**Data shown**
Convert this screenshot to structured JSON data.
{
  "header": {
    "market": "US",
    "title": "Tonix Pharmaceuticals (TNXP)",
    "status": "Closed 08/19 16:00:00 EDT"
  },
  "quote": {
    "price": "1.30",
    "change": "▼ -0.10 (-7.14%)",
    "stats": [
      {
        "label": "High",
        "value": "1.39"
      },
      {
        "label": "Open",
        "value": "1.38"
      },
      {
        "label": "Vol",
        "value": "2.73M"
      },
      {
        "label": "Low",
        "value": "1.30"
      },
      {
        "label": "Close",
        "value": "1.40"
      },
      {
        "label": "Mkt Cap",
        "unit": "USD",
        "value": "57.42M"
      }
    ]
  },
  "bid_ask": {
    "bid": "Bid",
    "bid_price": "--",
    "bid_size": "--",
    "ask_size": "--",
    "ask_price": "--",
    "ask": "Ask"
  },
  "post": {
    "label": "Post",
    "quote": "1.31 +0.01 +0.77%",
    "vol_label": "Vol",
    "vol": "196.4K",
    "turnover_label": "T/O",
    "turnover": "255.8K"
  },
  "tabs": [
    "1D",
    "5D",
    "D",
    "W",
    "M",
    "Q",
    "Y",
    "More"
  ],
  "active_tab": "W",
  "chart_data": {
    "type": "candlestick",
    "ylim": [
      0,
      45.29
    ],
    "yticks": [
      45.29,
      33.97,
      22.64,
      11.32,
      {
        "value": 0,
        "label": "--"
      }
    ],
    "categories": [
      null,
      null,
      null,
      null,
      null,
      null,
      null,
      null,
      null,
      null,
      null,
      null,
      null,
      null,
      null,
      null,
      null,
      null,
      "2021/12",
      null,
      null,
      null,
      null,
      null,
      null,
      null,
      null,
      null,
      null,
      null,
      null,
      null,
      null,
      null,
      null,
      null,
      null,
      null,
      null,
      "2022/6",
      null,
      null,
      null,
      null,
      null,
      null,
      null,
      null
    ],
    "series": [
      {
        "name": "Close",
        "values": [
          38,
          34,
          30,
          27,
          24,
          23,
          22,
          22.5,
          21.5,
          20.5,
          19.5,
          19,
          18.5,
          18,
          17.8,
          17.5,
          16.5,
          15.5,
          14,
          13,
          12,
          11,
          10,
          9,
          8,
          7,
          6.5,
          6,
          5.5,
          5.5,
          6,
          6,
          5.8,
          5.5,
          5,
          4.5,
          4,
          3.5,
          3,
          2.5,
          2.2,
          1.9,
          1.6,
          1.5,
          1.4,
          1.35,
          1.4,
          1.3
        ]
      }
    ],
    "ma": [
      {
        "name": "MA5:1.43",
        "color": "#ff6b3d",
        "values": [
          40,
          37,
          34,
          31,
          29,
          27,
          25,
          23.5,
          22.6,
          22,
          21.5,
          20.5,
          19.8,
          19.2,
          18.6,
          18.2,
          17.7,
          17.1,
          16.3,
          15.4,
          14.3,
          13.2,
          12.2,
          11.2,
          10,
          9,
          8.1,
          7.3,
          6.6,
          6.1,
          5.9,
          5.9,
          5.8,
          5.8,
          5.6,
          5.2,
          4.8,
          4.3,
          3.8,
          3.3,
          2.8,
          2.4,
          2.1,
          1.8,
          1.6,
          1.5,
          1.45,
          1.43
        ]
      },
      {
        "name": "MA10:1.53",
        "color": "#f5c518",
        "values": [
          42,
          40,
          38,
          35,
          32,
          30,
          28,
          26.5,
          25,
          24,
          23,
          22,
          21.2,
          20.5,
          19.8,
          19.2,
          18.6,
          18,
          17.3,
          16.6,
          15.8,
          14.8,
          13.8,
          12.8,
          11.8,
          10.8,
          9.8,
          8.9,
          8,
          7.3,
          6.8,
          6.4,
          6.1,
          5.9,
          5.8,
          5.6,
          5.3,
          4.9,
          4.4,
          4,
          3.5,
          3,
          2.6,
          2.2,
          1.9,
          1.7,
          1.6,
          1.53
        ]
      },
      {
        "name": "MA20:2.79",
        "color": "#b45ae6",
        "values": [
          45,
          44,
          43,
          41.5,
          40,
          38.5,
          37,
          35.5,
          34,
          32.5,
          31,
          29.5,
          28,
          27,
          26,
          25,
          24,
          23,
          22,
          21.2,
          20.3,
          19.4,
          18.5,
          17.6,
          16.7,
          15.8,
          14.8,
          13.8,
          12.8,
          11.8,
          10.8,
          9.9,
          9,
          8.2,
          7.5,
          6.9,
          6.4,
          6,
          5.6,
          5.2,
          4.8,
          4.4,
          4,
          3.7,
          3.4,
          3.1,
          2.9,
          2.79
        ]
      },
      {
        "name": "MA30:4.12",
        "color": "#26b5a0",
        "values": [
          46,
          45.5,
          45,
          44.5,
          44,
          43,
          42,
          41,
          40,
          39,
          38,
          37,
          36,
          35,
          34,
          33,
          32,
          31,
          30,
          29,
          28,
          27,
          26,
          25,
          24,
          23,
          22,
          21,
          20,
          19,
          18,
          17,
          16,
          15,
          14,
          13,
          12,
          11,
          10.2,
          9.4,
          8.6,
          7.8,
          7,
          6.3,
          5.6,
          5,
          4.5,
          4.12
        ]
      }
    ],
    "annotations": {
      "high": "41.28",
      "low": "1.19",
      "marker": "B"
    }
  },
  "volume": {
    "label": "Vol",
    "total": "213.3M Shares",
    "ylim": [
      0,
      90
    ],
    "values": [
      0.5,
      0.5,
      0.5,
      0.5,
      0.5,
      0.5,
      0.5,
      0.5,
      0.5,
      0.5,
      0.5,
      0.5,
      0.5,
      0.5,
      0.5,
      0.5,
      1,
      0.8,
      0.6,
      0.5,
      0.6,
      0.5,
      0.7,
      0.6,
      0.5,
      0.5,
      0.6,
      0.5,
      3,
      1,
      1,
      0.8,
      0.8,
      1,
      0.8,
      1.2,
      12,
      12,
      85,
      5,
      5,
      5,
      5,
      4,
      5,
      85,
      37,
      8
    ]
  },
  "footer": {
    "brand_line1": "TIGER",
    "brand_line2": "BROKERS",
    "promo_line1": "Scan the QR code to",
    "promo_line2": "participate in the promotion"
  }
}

**Work to complete**
Using the records above, copy every line that has the word "name" in it.

**Task output**
        "name": "Close",
        "name": "MA5:1.43",
        "name": "MA10:1.53",
        "name": "MA20:2.79",
        "name": "MA30:4.12",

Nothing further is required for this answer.